For each line of the data below that holds "emoji", copy the line.

Records from a data collection:
---*---
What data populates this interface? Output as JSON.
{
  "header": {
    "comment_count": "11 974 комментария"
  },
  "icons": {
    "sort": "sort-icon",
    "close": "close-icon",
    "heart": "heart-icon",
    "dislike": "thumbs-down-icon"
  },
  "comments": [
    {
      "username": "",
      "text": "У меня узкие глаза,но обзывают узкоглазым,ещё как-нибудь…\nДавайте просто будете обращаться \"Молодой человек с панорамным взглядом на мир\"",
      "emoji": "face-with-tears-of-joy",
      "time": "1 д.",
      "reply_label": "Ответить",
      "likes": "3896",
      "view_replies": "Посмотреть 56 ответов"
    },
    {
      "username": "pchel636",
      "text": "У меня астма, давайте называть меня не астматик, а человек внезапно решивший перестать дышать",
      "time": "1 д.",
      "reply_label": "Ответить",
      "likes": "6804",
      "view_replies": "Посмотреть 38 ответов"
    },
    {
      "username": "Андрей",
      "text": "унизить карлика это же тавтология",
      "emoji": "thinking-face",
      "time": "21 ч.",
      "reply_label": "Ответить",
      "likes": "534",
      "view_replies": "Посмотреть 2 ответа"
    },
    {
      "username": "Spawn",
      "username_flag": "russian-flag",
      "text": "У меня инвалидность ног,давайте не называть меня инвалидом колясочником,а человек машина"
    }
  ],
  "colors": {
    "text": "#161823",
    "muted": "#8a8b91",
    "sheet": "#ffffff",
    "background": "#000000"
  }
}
---*---
» **Output for this task**
      "emoji": "face-with-tears-of-joy",
      "emoji": "thinking-face",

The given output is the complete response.